* **Okuma metni**
İsmail Saymaz: Tarikatlar İstanbul Sözleşmesi'ni şantaj olarak kullandı

Gazeteci İsmail Saymaz, Açıkça programında tarikatların İstanbul Sözleşmesi'ni iktidar üzerinde şantaj olarak kullandığını savundu. Saymaz bu tarikatları tek tek sıraladı...

İsmail  Saymaz dikkat çeken açıklamasında İstanbul Sözleşmesi'nden çıkılmasının arkasında tarikatların baskısı olduğunu iddia etti. 

Saymaz, "Şimdi Diyanet'i İsmailağa'ya, adliyeyi İskenderpaşa'ya, Sağlık Bakanlığı'nı Menzil'e pay ettiler. Şimdi Milli Eğitim Bakanlığı'nı Doğu'da Güneydoğu'da Hizbullah'a kadro açılıyor. Zehracılar'a kadro açılıyor. Kamusal alan tarikatlara pay ediliyor" diye konuştu.

Saymaz'ın açıklamalarından satır başları...

"AK Parti iktidarının tarikatları tutması gerekiyordu"

* **Yerleşim kayıtları**

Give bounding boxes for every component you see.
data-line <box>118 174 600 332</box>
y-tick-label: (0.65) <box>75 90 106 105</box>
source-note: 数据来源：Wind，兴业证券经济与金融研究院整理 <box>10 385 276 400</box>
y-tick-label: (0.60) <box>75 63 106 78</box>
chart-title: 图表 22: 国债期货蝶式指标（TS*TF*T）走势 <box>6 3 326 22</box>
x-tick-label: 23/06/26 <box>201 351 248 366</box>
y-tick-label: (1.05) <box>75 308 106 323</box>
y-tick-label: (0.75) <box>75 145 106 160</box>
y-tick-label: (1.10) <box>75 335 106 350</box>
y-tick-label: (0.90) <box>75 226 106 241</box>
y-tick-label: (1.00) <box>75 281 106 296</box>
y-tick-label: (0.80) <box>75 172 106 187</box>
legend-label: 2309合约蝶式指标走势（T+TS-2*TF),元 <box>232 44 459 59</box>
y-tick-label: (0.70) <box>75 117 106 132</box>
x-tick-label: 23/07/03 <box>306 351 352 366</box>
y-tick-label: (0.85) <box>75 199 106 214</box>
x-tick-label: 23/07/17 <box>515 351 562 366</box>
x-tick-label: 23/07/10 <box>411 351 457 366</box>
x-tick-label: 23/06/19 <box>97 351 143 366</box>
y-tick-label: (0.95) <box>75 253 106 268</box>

* **Görev**
İsmail Saymaz haberindeki alıntıya göre kamu kurumlarından pay ya da kadro verildiği söylenen gruplar hangileridir? Hepsini sıralayın.

* **Sonuç**
İsmailağa, İskenderpaşa, Menzil, Hizbullah, Zehracılar